— Begin Information supplied —

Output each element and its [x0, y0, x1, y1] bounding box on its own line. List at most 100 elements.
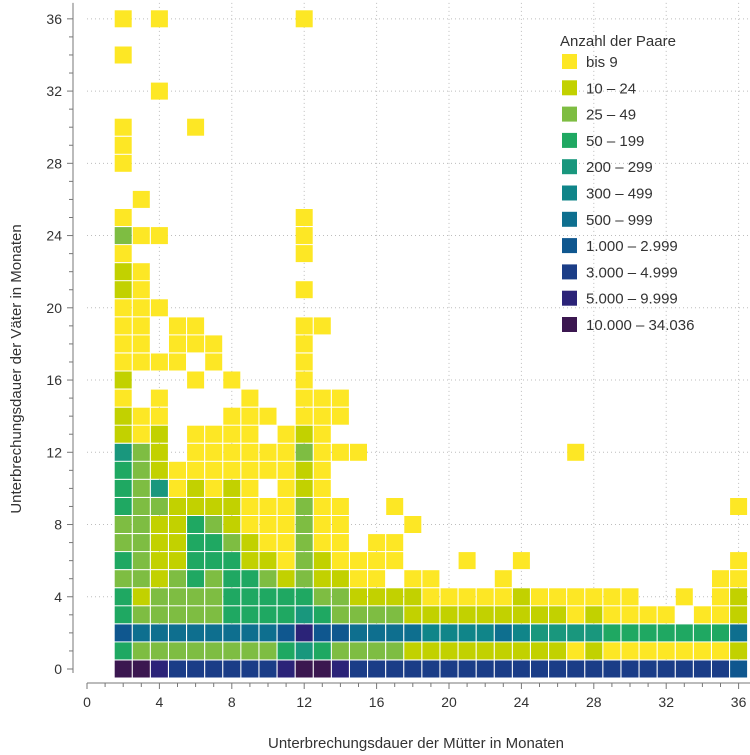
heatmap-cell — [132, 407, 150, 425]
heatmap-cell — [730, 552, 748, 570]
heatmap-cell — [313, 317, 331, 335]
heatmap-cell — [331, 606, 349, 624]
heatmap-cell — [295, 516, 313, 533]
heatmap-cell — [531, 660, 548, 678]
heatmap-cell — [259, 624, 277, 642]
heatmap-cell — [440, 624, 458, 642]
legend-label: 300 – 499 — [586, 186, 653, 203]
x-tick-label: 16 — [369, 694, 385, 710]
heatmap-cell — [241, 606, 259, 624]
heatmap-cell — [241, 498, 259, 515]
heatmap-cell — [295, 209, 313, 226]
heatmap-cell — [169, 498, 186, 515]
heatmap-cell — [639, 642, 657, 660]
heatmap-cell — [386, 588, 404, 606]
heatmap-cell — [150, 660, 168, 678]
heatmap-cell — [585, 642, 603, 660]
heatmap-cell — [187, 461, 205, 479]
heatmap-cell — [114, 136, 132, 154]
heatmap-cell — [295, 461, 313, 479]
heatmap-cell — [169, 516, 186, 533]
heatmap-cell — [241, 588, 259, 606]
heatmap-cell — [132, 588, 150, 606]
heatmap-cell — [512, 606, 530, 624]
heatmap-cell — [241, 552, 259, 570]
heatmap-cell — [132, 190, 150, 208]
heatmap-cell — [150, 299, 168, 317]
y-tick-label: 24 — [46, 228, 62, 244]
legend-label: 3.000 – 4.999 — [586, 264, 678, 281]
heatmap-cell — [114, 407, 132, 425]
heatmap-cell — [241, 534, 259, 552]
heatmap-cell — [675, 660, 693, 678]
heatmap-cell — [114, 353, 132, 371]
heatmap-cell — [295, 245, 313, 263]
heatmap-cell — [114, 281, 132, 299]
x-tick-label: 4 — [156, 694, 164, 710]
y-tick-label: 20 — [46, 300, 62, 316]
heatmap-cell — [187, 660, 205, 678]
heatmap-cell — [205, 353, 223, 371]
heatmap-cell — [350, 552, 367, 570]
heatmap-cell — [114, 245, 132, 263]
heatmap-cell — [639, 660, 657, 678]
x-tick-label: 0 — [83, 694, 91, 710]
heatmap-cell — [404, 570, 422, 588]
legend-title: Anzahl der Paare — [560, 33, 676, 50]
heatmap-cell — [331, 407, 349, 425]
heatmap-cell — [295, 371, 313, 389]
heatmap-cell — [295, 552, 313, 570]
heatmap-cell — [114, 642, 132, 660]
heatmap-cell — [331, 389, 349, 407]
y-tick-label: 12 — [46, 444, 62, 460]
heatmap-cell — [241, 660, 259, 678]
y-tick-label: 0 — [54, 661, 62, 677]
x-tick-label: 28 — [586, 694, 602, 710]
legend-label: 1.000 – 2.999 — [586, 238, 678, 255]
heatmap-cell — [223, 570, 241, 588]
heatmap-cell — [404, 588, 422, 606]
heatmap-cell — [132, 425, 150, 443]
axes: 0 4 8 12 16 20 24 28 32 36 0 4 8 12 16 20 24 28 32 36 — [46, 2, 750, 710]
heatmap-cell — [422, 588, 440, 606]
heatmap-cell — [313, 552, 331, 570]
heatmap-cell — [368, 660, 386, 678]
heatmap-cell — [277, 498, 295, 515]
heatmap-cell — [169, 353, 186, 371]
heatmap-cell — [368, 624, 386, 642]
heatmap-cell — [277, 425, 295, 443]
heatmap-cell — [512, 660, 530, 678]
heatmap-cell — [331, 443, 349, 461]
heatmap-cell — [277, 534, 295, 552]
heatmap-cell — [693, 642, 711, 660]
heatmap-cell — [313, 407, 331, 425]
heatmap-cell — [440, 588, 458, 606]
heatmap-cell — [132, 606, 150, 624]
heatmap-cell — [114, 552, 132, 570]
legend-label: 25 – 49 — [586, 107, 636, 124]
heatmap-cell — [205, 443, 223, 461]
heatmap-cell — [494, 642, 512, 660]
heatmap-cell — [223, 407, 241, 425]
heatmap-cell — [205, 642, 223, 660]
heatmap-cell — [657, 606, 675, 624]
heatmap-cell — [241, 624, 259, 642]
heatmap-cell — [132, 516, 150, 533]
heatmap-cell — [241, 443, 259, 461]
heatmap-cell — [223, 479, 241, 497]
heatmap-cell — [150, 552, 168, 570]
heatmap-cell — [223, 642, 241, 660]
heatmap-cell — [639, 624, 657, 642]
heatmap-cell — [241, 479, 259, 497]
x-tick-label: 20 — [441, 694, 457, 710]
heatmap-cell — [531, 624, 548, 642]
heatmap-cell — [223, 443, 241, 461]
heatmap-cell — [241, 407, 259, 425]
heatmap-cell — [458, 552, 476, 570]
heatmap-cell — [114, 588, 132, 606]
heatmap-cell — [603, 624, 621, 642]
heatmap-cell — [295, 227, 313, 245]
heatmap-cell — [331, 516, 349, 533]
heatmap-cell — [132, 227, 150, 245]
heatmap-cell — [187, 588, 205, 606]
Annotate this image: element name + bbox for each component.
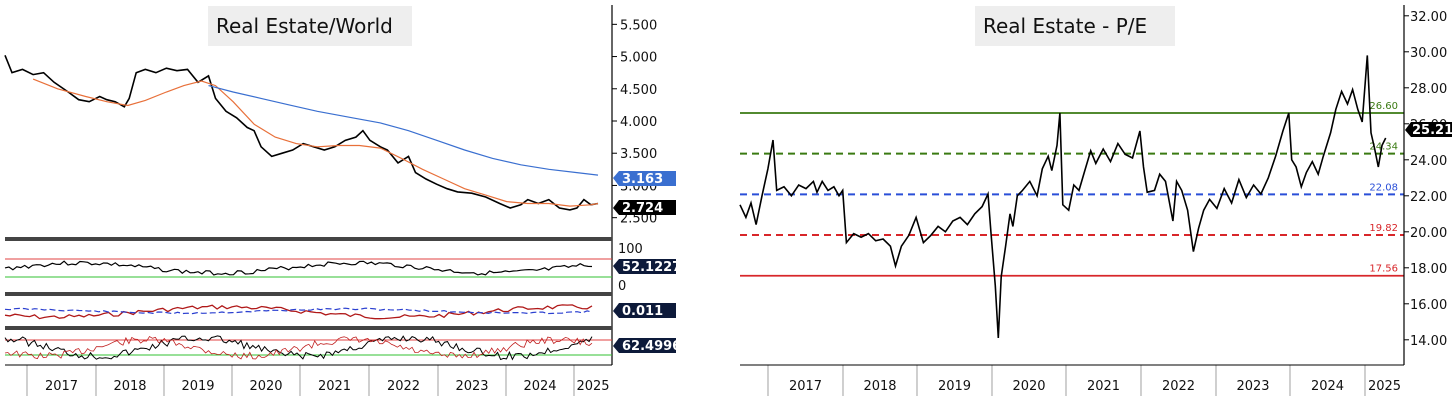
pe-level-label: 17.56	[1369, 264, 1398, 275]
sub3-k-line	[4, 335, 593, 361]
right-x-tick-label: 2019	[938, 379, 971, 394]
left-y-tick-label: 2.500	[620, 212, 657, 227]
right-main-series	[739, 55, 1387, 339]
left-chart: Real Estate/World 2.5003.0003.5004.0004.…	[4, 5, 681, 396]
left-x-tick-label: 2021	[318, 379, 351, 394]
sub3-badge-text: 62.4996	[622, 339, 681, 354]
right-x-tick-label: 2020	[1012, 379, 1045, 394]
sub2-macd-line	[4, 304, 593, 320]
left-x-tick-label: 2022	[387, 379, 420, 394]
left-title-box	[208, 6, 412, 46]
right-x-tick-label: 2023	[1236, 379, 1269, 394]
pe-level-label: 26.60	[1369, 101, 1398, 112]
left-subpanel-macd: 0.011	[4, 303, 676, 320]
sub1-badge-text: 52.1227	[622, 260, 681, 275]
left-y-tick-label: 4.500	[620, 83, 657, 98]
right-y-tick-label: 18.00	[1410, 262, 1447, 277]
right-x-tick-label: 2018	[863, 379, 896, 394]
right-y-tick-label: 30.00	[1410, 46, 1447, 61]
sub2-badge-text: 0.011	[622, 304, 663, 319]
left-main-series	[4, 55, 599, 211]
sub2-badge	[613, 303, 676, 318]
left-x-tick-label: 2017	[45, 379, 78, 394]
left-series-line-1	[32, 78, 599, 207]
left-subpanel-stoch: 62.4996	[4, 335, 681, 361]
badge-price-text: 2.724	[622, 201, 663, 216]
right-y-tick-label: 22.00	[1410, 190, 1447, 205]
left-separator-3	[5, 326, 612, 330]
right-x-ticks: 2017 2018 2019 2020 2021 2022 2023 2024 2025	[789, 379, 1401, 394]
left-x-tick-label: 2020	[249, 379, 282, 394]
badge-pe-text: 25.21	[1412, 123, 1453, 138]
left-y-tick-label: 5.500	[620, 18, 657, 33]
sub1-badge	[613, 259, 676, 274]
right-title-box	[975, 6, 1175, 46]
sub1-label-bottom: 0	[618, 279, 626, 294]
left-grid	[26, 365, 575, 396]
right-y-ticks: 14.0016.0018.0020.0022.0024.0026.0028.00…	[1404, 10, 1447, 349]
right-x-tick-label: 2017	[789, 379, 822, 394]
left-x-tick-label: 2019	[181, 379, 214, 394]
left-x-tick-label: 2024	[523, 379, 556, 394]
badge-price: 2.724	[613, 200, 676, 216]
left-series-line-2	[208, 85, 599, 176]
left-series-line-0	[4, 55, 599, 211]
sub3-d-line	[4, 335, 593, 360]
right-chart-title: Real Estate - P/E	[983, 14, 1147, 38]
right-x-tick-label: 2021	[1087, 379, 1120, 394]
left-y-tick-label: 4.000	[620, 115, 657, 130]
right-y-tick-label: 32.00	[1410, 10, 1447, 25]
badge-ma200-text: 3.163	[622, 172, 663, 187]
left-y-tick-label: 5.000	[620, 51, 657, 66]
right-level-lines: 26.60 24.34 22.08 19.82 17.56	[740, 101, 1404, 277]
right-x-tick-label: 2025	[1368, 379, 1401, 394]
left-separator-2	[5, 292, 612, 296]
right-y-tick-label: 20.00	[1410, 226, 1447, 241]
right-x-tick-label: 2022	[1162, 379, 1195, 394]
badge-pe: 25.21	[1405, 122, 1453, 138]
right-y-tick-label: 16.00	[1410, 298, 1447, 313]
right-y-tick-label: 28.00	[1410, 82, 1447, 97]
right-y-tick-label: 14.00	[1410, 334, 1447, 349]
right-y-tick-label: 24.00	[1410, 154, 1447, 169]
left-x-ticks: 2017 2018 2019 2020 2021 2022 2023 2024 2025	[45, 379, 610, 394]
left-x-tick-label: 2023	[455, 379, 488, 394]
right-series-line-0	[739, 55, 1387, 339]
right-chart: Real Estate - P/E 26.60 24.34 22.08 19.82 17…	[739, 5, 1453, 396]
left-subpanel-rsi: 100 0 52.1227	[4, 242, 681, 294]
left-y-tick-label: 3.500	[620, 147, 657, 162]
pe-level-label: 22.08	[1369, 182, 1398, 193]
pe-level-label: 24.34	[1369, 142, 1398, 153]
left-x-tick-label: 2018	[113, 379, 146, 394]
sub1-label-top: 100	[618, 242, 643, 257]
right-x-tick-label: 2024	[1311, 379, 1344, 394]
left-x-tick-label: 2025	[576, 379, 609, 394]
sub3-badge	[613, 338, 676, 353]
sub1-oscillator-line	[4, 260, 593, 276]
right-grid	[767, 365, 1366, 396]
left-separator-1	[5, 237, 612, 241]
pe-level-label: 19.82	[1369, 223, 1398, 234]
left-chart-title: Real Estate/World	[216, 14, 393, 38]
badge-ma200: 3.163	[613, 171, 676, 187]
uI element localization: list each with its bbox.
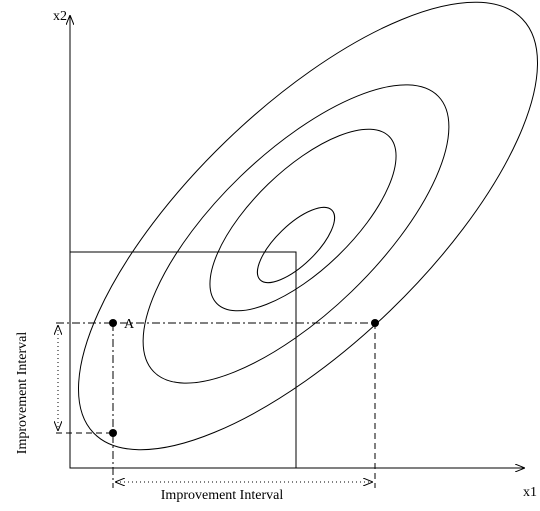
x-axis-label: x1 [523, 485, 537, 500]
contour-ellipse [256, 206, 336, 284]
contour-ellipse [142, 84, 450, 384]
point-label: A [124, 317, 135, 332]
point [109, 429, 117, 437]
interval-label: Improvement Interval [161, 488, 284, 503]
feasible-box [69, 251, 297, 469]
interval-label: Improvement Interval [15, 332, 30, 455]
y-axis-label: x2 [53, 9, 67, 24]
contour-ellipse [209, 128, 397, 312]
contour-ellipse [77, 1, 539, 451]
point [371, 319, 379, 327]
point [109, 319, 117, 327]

— End Information supplied —

:: Required task ::
From the listing above, reproduce verbatim the stretch of lines from the one containing "heatmap-cell — [132, 407, 150, 425]" through the one containing "x-tick-label: 16 — [369, 694, 385, 710]", including both of those lines.

:: Task result ::
heatmap-cell — [132, 407, 150, 425]
heatmap-cell — [730, 552, 748, 570]
heatmap-cell — [313, 317, 331, 335]
heatmap-cell — [331, 606, 349, 624]
heatmap-cell — [295, 516, 313, 533]
heatmap-cell — [531, 660, 548, 678]
heatmap-cell — [259, 624, 277, 642]
heatmap-cell — [440, 624, 458, 642]
legend-label: 300 – 499 — [586, 186, 653, 203]
x-tick-label: 16 — [369, 694, 385, 710]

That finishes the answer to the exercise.